> **Brief**
Retype each of the lines below character for character, leaving out the pictures.

> **Records to process**
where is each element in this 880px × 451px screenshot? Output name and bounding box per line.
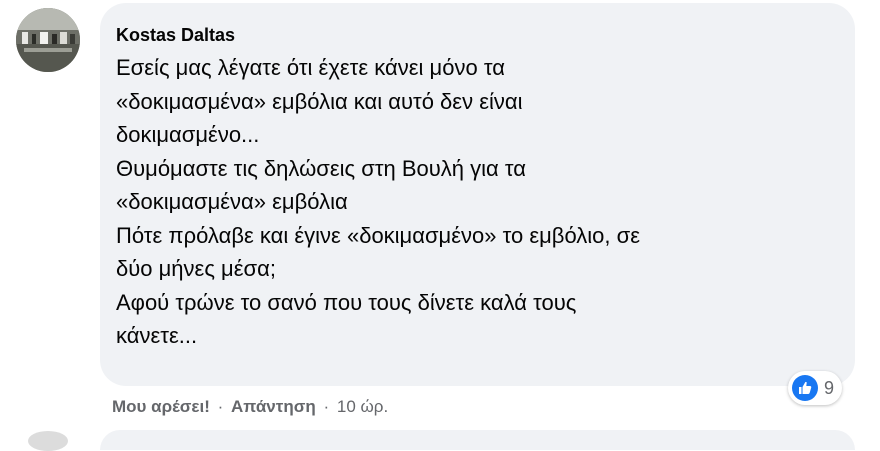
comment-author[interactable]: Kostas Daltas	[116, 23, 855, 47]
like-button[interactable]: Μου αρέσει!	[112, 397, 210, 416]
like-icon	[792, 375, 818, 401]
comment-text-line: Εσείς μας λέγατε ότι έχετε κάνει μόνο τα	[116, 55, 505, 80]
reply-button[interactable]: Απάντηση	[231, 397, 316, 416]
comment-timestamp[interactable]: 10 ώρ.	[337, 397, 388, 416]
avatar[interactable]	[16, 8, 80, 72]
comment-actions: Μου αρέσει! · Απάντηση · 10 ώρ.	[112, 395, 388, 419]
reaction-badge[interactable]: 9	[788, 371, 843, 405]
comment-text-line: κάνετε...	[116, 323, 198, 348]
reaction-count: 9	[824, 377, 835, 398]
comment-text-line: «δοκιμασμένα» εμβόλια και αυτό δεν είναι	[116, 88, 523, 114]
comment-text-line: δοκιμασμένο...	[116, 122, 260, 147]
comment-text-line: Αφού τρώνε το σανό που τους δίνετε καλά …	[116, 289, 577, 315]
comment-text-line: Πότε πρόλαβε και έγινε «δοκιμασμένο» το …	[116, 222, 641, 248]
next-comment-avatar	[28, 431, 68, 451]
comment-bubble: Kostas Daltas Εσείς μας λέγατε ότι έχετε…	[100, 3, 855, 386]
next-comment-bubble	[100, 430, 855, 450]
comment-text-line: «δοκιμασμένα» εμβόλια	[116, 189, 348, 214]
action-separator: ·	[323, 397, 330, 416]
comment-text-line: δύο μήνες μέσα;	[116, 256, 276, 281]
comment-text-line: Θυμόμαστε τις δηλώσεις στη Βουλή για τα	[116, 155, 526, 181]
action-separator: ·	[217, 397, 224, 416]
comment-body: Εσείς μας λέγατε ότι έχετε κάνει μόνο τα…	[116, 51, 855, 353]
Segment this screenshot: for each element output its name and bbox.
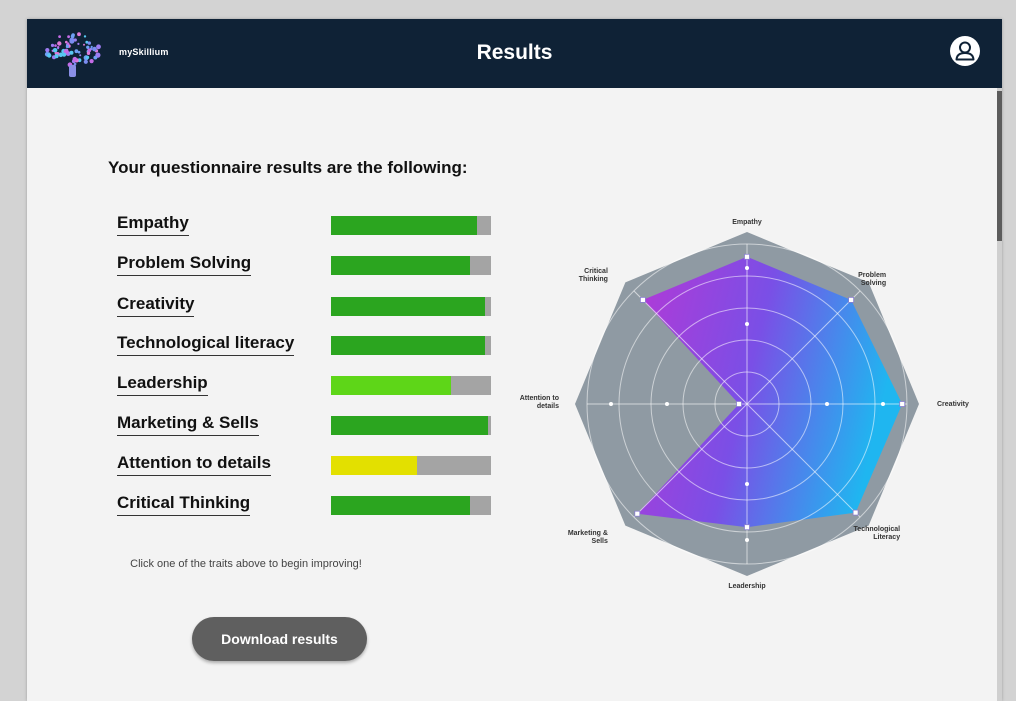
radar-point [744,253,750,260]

> **Full response**
where is each element in this 880px × 451px screenshot? Output name and bounding box per line.
comment-author[interactable]: Kostas Daltas	[116, 23, 855, 47]
like-button[interactable]: Μου αρέσει!	[112, 397, 210, 416]
like-icon	[792, 375, 818, 401]
comment-text-line: Εσείς μας λέγατε ότι έχετε κάνει μόνο τα	[116, 55, 505, 80]
reply-button[interactable]: Απάντηση	[231, 397, 316, 416]
comment-timestamp[interactable]: 10 ώρ.	[337, 397, 388, 416]
avatar[interactable]	[16, 8, 80, 72]
comment-actions: Μου αρέσει! · Απάντηση · 10 ώρ.	[112, 395, 388, 419]
reaction-badge[interactable]: 9	[788, 371, 843, 405]
comment-text-line: κάνετε...	[116, 323, 198, 348]
reaction-count: 9	[824, 377, 835, 398]
comment-text-line: «δοκιμασμένα» εμβόλια και αυτό δεν είναι	[116, 88, 523, 114]
comment-text-line: δοκιμασμένο...	[116, 122, 260, 147]
comment-text-line: Αφού τρώνε το σανό που τους δίνετε καλά …	[116, 289, 577, 315]
comment-text-line: Πότε πρόλαβε και έγινε «δοκιμασμένο» το …	[116, 222, 641, 248]
next-comment-avatar	[28, 431, 68, 451]
comment-bubble: Kostas Daltas Εσείς μας λέγατε ότι έχετε…	[100, 3, 855, 386]
next-comment-bubble	[100, 430, 855, 450]
comment-text-line: «δοκιμασμένα» εμβόλια	[116, 189, 348, 214]
action-separator: ·	[323, 397, 330, 416]
comment-text-line: δύο μήνες μέσα;	[116, 256, 276, 281]
comment-text-line: Θυμόμαστε τις δηλώσεις στη Βουλή για τα	[116, 155, 526, 181]
action-separator: ·	[217, 397, 224, 416]
comment-body: Εσείς μας λέγατε ότι έχετε κάνει μόνο τα…	[116, 51, 855, 353]
Segment this screenshot: for each element output its name and bbox.
radar-point [744,253,750,260]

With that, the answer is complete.